What the task requires: Write out the data below exactly as given, without any of its pictures.

Data listing
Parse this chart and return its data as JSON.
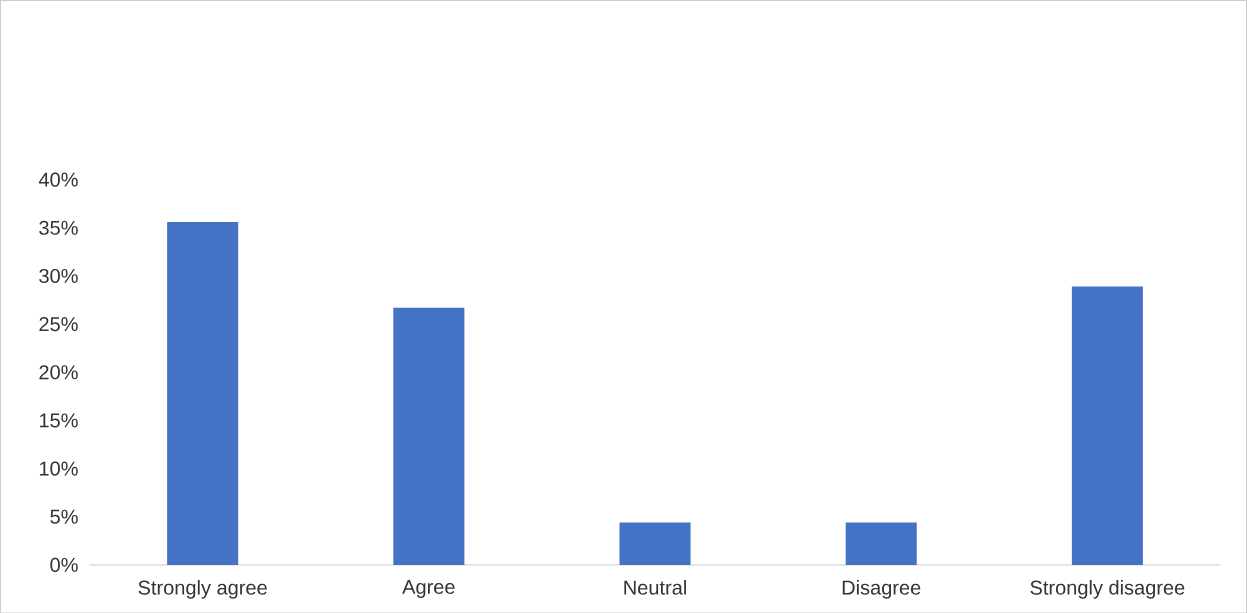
{
  "chart_data": {
    "type": "bar",
    "categories": [
      "Strongly agree",
      "Agree",
      "Neutral",
      "Disagree",
      "Strongly disagree"
    ],
    "values": [
      35.6,
      26.7,
      4.4,
      4.4,
      28.9
    ],
    "color": "#4472c4",
    "ylim": [
      0,
      40
    ],
    "yticks": [
      {
        "value": 0,
        "label": "0%"
      },
      {
        "value": 5,
        "label": "5%"
      },
      {
        "value": 10,
        "label": "10%"
      },
      {
        "value": 15,
        "label": "15%"
      },
      {
        "value": 20,
        "label": "20%"
      },
      {
        "value": 25,
        "label": "25%"
      },
      {
        "value": 30,
        "label": "30%"
      },
      {
        "value": 35,
        "label": "35%"
      },
      {
        "value": 40,
        "label": "40%"
      }
    ]
  }
}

Solution:
Parse this chart and return its data as JSON.
{
  "chart_data": {
    "type": "bar",
    "categories": [
      "Strongly agree",
      "Agree",
      "Neutral",
      "Disagree",
      "Strongly disagree"
    ],
    "values": [
      35.6,
      26.7,
      4.4,
      4.4,
      28.9
    ],
    "color": "#4472c4",
    "ylim": [
      0,
      40
    ],
    "yticks": [
      {
        "value": 0,
        "label": "0%"
      },
      {
        "value": 5,
        "label": "5%"
      },
      {
        "value": 10,
        "label": "10%"
      },
      {
        "value": 15,
        "label": "15%"
      },
      {
        "value": 20,
        "label": "20%"
      },
      {
        "value": 25,
        "label": "25%"
      },
      {
        "value": 30,
        "label": "30%"
      },
      {
        "value": 35,
        "label": "35%"
      },
      {
        "value": 40,
        "label": "40%"
      }
    ]
  }
}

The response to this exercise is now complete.